**Given problem**. Could you extract every entry below and reproduce it exactly?

**Provided entries**.
★ ★ ★ ★ ★ ★ ★

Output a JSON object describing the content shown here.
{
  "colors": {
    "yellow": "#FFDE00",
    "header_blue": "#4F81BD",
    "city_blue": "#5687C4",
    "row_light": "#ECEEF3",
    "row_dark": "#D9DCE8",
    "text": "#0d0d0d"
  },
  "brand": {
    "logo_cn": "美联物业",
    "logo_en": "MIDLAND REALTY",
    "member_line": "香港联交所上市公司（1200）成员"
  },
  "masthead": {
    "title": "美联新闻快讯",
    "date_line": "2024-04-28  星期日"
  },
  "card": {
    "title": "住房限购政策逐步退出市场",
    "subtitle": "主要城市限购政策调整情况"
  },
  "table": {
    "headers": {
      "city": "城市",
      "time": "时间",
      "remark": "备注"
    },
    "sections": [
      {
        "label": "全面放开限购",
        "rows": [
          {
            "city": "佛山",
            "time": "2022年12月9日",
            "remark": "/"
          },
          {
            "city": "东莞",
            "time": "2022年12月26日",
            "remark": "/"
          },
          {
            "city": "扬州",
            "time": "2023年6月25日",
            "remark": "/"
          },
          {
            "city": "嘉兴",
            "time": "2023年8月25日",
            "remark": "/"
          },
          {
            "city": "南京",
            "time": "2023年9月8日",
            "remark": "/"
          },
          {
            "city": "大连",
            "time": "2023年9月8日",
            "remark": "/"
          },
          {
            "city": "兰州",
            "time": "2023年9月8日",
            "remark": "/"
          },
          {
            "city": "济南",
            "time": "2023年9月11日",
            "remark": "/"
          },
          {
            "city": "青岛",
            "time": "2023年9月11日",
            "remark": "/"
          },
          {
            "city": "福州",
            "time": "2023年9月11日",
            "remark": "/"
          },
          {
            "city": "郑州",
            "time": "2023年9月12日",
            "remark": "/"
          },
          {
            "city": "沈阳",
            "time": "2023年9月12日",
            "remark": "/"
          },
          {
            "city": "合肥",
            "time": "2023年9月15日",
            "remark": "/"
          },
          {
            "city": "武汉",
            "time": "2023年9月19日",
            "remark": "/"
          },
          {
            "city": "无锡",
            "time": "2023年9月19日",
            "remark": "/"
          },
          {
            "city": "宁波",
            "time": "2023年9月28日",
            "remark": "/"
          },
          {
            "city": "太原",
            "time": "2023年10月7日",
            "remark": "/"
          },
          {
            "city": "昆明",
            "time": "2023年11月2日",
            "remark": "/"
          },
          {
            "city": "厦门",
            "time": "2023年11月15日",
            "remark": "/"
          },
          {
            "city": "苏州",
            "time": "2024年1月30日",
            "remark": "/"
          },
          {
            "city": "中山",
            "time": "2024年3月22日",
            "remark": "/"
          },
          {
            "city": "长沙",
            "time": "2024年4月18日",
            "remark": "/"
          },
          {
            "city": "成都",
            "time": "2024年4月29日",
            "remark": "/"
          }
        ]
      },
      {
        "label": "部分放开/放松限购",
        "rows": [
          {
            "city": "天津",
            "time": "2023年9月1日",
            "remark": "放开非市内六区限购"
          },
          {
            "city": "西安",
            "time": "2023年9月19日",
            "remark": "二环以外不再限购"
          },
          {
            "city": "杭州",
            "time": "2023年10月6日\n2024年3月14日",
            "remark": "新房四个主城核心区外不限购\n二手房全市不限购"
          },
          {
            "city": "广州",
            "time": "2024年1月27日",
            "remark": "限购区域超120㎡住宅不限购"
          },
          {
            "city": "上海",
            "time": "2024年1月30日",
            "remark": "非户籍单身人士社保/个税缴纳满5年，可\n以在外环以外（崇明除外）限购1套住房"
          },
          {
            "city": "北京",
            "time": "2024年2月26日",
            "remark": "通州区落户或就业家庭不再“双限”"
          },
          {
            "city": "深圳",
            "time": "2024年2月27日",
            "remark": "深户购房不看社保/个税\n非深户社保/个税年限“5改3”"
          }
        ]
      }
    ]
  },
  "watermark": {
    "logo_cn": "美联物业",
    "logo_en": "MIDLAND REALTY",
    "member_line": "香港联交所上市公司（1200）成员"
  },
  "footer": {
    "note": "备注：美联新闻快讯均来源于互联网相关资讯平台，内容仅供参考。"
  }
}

★ ★ ★ ★ ★ ★ ★

**Answer to the task**.
Output a JSON object describing the content shown here.
{
  "colors": {
    "yellow": "#FFDE00",
    "header_blue": "#4F81BD",
    "city_blue": "#5687C4",
    "row_light": "#ECEEF3",
    "row_dark": "#D9DCE8",
    "text": "#0d0d0d"
  },
  "brand": {
    "logo_cn": "美联物业",
    "logo_en": "MIDLAND REALTY",
    "member_line": "香港联交所上市公司（1200）成员"
  },
  "masthead": {
    "title": "美联新闻快讯",
    "date_line": "2024-04-28  星期日"
  },
  "card": {
    "title": "住房限购政策逐步退出市场",
    "subtitle": "主要城市限购政策调整情况"
  },
  "table": {
    "headers": {
      "city": "城市",
      "time": "时间",
      "remark": "备注"
    },
    "sections": [
      {
        "label": "全面放开限购",
        "rows": [
          {
            "city": "佛山",
            "time": "2022年12月9日",
            "remark": "/"
          },
          {
            "city": "东莞",
            "time": "2022年12月26日",
            "remark": "/"
          },
          {
            "city": "扬州",
            "time": "2023年6月25日",
            "remark": "/"
          },
          {
            "city": "嘉兴",
            "time": "2023年8月25日",
            "remark": "/"
          },
          {
            "city": "南京",
            "time": "2023年9月8日",
            "remark": "/"
          },
          {
            "city": "大连",
            "time": "2023年9月8日",
            "remark": "/"
          },
          {
            "city": "兰州",
            "time": "2023年9月8日",
            "remark": "/"
          },
          {
            "city": "济南",
            "time": "2023年9月11日",
            "remark": "/"
          },
          {
            "city": "青岛",
            "time": "2023年9月11日",
            "remark": "/"
          },
          {
            "city": "福州",
            "time": "2023年9月11日",
            "remark": "/"
          },
          {
            "city": "郑州",
            "time": "2023年9月12日",
            "remark": "/"
          },
          {
            "city": "沈阳",
            "time": "2023年9月12日",
            "remark": "/"
          },
          {
            "city": "合肥",
            "time": "2023年9月15日",
            "remark": "/"
          },
          {
            "city": "武汉",
            "time": "2023年9月19日",
            "remark": "/"
          },
          {
            "city": "无锡",
            "time": "2023年9月19日",
            "remark": "/"
          },
          {
            "city": "宁波",
            "time": "2023年9月28日",
            "remark": "/"
          },
          {
            "city": "太原",
            "time": "2023年10月7日",
            "remark": "/"
          },
          {
            "city": "昆明",
            "time": "2023年11月2日",
            "remark": "/"
          },
          {
            "city": "厦门",
            "time": "2023年11月15日",
            "remark": "/"
          },
          {
            "city": "苏州",
            "time": "2024年1月30日",
            "remark": "/"
          },
          {
            "city": "中山",
            "time": "2024年3月22日",
            "remark": "/"
          },
          {
            "city": "长沙",
            "time": "2024年4月18日",
            "remark": "/"
          },
          {
            "city": "成都",
            "time": "2024年4月29日",
            "remark": "/"
          }
        ]
      },
      {
        "label": "部分放开/放松限购",
        "rows": [
          {
            "city": "天津",
            "time": "2023年9月1日",
            "remark": "放开非市内六区限购"
          },
          {
            "city": "西安",
            "time": "2023年9月19日",
            "remark": "二环以外不再限购"
          },
          {
            "city": "杭州",
            "time": "2023年10月6日\n2024年3月14日",
            "remark": "新房四个主城核心区外不限购\n二手房全市不限购"
          },
          {
            "city": "广州",
            "time": "2024年1月27日",
            "remark": "限购区域超120㎡住宅不限购"
          },
          {
            "city": "上海",
            "time": "2024年1月30日",
            "remark": "非户籍单身人士社保/个税缴纳满5年，可\n以在外环以外（崇明除外）限购1套住房"
          },
          {
            "city": "北京",
            "time": "2024年2月26日",
            "remark": "通州区落户或就业家庭不再“双限”"
          },
          {
            "city": "深圳",
            "time": "2024年2月27日",
            "remark": "深户购房不看社保/个税\n非深户社保/个税年限“5改3”"
          }
        ]
      }
    ]
  },
  "watermark": {
    "logo_cn": "美联物业",
    "logo_en": "MIDLAND REALTY",
    "member_line": "香港联交所上市公司（1200）成员"
  },
  "footer": {
    "note": "备注：美联新闻快讯均来源于互联网相关资讯平台，内容仅供参考。"
  }
}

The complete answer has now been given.